Extract every line from the records below that contains the word "this".

-- Start of Data listing --

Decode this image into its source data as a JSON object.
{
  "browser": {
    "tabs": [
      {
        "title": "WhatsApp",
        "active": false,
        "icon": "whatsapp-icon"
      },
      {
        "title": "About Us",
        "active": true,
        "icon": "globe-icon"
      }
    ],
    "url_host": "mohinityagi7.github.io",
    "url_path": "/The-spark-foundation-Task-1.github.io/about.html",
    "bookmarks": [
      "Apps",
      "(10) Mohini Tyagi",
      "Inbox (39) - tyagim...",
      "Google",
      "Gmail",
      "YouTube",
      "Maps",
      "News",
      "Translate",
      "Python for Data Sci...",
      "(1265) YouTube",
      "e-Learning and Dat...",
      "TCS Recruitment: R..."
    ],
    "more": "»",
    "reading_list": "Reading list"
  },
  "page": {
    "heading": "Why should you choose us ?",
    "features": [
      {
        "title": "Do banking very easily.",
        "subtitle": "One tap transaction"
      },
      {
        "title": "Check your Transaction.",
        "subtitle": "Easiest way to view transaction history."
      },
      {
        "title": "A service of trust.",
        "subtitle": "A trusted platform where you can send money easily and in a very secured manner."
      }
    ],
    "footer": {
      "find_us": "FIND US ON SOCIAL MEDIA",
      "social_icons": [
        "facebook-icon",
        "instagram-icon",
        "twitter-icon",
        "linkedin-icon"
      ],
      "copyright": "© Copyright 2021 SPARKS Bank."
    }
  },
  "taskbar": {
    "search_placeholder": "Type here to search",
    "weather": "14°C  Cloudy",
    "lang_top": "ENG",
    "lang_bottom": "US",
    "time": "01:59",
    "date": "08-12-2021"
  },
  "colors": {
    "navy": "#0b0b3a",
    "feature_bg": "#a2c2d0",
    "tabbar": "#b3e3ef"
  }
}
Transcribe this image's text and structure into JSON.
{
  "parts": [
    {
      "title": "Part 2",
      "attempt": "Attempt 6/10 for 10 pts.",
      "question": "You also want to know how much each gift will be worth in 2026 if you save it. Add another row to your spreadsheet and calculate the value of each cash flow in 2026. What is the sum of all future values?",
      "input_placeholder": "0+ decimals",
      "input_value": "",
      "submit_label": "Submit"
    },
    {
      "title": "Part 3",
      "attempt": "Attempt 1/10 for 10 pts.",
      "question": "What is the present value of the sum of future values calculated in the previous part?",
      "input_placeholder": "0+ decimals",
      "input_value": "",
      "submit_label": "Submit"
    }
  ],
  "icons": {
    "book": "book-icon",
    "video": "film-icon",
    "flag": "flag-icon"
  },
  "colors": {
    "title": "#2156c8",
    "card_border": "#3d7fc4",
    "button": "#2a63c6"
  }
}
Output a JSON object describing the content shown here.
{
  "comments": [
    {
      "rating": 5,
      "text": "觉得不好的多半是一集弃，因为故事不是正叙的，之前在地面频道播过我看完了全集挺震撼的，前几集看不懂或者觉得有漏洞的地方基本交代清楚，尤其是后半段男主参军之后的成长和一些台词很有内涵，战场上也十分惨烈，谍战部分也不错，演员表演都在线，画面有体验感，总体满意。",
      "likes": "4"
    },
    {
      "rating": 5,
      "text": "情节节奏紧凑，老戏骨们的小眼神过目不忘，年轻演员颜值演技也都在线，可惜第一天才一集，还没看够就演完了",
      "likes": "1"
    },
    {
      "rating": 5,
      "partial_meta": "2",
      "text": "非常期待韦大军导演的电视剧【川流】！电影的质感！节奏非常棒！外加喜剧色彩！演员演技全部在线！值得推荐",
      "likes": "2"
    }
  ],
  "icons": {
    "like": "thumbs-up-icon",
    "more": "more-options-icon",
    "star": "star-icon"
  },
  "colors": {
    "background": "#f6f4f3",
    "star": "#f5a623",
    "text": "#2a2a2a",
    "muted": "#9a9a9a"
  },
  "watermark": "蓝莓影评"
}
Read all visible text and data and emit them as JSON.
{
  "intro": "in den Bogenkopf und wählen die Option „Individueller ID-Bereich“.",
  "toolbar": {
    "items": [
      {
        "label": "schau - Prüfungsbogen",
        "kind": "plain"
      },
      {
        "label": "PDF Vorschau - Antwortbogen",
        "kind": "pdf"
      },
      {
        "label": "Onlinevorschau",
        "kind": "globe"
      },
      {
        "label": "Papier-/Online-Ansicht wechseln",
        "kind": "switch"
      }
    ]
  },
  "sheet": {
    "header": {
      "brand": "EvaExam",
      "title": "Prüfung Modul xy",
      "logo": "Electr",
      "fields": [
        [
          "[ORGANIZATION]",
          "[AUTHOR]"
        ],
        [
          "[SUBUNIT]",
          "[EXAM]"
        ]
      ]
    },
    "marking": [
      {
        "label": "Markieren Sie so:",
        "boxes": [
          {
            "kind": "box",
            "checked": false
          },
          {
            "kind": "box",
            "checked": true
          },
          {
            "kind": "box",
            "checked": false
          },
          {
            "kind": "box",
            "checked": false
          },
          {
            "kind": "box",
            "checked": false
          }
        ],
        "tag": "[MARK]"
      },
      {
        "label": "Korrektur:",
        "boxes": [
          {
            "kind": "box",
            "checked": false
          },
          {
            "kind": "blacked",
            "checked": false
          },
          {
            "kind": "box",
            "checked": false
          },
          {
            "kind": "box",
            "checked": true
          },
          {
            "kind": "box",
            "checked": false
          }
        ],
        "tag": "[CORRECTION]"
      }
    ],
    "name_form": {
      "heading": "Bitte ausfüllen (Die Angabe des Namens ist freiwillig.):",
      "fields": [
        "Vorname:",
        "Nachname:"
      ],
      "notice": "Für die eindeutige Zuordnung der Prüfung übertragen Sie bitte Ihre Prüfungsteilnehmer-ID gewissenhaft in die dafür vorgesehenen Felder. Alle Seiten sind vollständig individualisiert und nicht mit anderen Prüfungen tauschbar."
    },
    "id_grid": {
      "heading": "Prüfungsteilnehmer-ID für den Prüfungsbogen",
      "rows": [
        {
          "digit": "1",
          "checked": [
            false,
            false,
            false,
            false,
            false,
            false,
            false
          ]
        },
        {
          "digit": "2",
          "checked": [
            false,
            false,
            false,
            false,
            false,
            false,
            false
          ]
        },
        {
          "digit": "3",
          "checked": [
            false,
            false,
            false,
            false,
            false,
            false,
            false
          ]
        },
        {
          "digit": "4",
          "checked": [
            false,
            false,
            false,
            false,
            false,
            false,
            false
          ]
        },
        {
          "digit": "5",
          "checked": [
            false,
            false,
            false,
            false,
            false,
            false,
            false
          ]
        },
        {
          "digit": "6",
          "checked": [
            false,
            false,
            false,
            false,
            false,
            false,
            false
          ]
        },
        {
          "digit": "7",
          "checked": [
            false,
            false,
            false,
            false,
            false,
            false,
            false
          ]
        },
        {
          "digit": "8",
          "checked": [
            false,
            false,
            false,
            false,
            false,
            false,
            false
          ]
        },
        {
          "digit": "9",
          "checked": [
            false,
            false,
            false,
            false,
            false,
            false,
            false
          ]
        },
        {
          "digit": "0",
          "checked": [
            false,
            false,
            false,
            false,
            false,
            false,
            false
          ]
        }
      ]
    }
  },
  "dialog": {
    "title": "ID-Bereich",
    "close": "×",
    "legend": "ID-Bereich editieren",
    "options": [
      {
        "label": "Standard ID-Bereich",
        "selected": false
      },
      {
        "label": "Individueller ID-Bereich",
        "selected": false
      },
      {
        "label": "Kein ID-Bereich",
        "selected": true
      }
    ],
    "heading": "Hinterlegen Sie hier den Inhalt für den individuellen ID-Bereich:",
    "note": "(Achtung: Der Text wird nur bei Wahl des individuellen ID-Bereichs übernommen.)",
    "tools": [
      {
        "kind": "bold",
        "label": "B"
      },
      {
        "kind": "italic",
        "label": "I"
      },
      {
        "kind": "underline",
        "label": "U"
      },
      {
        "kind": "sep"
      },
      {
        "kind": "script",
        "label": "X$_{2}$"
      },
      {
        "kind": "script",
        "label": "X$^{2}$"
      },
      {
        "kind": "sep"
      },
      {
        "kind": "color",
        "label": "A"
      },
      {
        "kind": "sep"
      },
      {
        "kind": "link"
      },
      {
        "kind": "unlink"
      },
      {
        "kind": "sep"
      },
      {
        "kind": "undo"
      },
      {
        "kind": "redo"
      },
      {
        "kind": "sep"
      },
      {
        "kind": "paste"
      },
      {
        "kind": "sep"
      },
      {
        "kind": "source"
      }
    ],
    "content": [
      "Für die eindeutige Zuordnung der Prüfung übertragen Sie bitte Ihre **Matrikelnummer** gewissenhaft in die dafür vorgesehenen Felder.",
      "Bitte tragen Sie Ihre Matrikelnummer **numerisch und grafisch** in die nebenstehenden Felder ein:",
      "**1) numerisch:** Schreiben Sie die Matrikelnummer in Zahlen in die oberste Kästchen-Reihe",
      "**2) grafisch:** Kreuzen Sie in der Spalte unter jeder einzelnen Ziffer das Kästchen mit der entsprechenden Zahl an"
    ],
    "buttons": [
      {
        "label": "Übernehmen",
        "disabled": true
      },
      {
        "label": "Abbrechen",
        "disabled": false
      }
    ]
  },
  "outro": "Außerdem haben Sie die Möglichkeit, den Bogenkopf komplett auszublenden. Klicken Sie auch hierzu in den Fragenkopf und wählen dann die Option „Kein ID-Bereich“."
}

-- End of Data listing --

Correct response:
Decode this image into its source data as a JSON object.
Transcribe this image's text and structure into JSON.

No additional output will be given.